**Set exercise**:
Check each line of the entries below for the string "enfants"; copy every line where it appears.
--
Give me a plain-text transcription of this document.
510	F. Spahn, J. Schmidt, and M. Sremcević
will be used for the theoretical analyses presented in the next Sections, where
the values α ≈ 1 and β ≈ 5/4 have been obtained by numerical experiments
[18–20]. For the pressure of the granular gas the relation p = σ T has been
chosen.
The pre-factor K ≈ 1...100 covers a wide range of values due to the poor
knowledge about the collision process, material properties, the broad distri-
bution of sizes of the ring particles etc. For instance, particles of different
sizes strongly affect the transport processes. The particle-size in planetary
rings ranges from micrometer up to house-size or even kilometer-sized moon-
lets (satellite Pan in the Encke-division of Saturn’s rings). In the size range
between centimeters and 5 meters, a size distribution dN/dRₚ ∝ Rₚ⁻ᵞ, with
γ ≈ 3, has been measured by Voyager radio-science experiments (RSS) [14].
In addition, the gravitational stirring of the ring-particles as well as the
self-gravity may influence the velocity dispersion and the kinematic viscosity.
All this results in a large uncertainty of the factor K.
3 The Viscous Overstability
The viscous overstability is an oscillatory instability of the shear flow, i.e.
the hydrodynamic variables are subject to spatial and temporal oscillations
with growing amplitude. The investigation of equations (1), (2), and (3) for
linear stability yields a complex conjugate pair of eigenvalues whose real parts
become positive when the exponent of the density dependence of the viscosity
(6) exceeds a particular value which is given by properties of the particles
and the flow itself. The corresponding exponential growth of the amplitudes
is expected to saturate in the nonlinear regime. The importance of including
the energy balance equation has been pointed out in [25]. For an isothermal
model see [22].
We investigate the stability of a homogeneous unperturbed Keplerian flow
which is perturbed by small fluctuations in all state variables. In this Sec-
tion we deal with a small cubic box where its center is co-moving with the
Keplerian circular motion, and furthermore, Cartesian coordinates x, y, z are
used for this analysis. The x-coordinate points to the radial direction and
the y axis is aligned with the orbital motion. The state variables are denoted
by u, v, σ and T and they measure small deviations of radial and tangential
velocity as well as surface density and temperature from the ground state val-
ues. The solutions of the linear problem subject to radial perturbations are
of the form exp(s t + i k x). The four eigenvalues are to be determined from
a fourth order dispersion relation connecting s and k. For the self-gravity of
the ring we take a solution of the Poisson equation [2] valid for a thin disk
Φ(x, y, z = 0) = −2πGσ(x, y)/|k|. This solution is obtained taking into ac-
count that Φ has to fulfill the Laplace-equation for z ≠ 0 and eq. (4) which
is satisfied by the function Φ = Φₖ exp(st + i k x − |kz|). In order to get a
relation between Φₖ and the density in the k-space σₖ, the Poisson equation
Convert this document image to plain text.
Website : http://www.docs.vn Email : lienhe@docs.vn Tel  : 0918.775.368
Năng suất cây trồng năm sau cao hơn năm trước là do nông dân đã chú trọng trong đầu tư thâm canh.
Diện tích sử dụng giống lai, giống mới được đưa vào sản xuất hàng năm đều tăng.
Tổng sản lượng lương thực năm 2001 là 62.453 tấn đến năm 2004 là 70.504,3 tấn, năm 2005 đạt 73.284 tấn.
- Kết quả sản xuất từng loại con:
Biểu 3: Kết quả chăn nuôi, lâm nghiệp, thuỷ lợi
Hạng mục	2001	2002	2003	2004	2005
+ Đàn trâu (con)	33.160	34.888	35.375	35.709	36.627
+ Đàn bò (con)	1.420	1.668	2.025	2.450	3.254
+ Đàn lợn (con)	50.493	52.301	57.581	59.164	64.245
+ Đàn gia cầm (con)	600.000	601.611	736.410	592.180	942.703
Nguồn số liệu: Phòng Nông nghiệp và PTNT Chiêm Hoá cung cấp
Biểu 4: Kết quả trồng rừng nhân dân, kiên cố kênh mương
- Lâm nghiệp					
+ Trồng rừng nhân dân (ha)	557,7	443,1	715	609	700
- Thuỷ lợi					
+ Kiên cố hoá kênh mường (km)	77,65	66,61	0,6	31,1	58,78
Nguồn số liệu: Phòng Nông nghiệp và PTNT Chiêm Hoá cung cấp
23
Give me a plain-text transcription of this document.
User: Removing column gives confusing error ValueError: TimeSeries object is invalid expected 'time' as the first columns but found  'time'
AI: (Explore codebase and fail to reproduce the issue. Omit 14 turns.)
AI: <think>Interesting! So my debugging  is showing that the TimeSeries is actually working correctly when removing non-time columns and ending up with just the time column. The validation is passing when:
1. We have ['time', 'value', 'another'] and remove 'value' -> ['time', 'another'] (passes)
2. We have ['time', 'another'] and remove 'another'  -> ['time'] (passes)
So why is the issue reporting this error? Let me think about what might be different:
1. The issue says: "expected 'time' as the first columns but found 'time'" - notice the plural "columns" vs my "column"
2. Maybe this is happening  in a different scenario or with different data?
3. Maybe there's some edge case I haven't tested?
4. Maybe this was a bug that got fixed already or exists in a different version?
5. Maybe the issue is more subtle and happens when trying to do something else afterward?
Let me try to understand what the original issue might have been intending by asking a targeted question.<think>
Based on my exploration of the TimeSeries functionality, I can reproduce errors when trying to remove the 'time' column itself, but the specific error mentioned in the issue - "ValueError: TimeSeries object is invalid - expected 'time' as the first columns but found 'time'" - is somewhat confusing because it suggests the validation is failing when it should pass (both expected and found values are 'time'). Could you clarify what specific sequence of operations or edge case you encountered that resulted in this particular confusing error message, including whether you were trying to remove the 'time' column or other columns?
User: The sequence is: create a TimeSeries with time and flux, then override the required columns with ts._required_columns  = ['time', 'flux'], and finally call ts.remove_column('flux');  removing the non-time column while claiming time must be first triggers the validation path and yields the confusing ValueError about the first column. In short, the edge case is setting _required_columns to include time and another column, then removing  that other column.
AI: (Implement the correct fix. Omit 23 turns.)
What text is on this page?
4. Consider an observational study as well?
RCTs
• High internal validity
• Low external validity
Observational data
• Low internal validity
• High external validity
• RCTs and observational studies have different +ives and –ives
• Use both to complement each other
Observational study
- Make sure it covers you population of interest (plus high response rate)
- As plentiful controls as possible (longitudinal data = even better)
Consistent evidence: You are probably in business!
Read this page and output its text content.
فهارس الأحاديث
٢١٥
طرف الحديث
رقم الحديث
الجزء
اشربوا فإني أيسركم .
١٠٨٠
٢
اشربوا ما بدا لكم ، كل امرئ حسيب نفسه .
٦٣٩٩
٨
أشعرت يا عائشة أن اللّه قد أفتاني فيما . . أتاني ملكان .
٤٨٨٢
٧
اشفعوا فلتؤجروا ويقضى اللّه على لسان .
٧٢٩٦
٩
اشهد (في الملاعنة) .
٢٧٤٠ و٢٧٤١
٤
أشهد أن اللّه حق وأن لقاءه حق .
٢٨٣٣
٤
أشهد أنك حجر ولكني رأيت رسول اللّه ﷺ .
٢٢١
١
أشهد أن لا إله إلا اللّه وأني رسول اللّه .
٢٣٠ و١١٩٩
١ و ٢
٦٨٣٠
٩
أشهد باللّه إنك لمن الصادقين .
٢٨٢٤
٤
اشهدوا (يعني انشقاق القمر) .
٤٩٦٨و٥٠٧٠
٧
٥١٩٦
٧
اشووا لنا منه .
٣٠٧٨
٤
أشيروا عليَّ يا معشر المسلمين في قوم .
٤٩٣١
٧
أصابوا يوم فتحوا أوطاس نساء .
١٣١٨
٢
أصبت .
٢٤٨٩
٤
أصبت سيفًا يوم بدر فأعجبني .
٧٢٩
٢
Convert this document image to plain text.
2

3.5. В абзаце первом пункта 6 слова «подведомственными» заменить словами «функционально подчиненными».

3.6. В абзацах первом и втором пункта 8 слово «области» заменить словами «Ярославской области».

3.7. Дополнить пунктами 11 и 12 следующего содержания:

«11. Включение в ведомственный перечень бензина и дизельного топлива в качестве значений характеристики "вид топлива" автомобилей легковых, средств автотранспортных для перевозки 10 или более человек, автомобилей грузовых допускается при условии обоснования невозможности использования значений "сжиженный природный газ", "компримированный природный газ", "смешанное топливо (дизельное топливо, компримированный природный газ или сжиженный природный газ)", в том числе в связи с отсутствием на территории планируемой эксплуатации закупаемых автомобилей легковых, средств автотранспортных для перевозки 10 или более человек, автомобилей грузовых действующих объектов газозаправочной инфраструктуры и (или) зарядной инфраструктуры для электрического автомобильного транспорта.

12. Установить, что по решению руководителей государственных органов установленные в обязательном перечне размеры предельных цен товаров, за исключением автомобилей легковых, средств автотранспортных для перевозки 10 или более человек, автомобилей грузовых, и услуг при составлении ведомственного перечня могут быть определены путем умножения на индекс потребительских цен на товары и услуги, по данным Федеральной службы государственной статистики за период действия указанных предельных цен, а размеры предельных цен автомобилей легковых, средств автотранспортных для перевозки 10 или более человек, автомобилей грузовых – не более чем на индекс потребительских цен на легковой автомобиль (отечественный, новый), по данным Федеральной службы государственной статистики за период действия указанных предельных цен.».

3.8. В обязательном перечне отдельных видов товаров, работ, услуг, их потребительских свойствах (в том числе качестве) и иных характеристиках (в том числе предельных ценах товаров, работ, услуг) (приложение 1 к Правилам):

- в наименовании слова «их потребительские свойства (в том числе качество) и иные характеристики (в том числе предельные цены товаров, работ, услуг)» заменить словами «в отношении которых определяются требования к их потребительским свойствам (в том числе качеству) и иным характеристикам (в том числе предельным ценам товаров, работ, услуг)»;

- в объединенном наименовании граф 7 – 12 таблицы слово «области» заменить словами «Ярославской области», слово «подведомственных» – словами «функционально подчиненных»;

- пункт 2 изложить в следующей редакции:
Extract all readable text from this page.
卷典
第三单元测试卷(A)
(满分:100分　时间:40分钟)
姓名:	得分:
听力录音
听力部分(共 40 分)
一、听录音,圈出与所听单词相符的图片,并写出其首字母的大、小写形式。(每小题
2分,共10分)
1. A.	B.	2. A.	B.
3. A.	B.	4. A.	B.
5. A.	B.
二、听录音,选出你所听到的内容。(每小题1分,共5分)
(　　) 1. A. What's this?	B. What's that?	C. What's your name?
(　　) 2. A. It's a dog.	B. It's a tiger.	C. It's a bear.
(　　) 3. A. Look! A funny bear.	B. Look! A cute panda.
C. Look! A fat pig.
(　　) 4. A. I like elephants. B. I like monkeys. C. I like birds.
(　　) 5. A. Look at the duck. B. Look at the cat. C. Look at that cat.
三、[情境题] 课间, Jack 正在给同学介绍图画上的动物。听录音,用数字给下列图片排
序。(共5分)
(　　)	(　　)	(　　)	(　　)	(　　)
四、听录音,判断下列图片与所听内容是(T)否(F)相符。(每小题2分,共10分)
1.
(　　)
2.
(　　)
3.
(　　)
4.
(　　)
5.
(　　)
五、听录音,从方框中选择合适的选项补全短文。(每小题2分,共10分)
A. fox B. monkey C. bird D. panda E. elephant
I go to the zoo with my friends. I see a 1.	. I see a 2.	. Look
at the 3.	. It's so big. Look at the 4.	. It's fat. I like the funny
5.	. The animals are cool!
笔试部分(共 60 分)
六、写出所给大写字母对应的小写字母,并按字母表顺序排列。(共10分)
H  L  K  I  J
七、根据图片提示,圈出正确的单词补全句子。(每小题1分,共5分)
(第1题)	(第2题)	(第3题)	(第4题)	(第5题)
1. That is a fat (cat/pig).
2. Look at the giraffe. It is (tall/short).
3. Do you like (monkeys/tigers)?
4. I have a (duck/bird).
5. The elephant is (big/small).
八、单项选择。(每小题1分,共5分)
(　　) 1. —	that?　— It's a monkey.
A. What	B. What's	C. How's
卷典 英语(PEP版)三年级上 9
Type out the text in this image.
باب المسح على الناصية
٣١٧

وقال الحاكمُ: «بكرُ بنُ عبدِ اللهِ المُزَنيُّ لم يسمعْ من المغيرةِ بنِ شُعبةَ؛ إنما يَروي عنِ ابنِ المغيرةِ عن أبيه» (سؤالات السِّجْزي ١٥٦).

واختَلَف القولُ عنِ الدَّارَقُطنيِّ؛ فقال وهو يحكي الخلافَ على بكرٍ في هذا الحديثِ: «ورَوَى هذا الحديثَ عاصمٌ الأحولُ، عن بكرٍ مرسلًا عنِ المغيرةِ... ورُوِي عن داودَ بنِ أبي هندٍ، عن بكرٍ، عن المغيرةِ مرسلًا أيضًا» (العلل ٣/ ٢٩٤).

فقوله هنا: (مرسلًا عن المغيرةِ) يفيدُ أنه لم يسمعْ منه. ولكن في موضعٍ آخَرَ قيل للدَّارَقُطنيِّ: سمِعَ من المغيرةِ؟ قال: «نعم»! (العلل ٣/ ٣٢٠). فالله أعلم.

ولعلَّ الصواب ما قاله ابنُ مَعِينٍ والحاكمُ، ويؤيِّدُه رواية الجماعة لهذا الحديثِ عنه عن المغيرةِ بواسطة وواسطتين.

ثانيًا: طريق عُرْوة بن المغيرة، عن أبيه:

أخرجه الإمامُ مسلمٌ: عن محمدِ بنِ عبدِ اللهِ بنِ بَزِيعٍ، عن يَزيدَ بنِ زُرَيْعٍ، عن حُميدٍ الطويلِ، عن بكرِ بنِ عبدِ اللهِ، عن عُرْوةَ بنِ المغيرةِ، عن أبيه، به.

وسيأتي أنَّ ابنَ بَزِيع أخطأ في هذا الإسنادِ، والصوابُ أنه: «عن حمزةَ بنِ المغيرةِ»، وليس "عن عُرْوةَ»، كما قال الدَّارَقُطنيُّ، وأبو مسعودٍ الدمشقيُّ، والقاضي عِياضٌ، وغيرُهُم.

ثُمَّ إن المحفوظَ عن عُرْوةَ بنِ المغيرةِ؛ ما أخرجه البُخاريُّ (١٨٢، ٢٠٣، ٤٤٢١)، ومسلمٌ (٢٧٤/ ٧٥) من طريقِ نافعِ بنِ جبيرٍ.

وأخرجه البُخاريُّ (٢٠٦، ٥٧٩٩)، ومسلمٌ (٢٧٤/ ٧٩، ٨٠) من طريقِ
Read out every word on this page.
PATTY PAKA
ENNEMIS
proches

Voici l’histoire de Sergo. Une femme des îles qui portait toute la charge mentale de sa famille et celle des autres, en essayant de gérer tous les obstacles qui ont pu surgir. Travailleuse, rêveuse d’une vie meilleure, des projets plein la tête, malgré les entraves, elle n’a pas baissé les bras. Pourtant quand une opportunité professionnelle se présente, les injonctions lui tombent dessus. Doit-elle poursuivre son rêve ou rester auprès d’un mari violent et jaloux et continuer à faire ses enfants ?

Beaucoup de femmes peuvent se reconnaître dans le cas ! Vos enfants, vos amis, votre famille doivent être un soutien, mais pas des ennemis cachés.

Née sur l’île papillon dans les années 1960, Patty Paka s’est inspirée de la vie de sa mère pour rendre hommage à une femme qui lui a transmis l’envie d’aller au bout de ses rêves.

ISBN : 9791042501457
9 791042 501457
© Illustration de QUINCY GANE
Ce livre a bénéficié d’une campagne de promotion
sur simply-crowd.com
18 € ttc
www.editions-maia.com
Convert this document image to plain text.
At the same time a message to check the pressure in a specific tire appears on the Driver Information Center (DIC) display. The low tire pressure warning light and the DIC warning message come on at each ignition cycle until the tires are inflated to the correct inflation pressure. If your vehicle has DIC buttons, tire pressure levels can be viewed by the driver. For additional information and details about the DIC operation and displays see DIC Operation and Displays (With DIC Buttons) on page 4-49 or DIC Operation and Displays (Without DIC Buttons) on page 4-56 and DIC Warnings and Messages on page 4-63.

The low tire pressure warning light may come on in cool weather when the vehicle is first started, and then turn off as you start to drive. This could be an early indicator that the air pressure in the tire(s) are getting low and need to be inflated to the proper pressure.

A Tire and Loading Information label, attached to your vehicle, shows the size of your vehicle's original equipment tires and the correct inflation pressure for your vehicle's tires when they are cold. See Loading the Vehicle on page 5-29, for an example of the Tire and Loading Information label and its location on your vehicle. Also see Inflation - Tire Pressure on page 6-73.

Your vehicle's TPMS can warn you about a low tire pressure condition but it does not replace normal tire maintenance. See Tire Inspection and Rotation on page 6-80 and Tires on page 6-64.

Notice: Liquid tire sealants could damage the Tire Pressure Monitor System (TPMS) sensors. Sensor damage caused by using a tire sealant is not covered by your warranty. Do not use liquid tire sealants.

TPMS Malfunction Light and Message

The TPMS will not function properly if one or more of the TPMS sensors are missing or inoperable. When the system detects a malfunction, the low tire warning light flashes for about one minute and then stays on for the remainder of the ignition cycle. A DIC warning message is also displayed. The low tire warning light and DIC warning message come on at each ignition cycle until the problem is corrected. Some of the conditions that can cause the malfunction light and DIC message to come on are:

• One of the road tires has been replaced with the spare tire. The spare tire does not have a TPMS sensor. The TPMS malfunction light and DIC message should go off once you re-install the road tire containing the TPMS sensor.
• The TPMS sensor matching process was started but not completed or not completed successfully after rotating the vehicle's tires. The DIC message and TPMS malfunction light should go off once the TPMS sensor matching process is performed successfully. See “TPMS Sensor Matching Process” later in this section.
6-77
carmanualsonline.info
--
**Response below**:
Voici l’histoire de Sergo. Une femme des îles qui portait toute la charge mentale de sa famille et celle des autres, en essayant de gérer tous les obstacles qui ont pu surgir. Travailleuse, rêveuse d’une vie meilleure, des projets plein la tête, malgré les entraves, elle n’a pas baissé les bras. Pourtant quand une opportunité professionnelle se présente, les injonctions lui tombent dessus. Doit-elle poursuivre son rêve ou rester auprès d’un mari violent et jaloux et continuer à faire ses enfants ?
Beaucoup de femmes peuvent se reconnaître dans le cas ! Vos enfants, vos amis, votre famille doivent être un soutien, mais pas des ennemis cachés.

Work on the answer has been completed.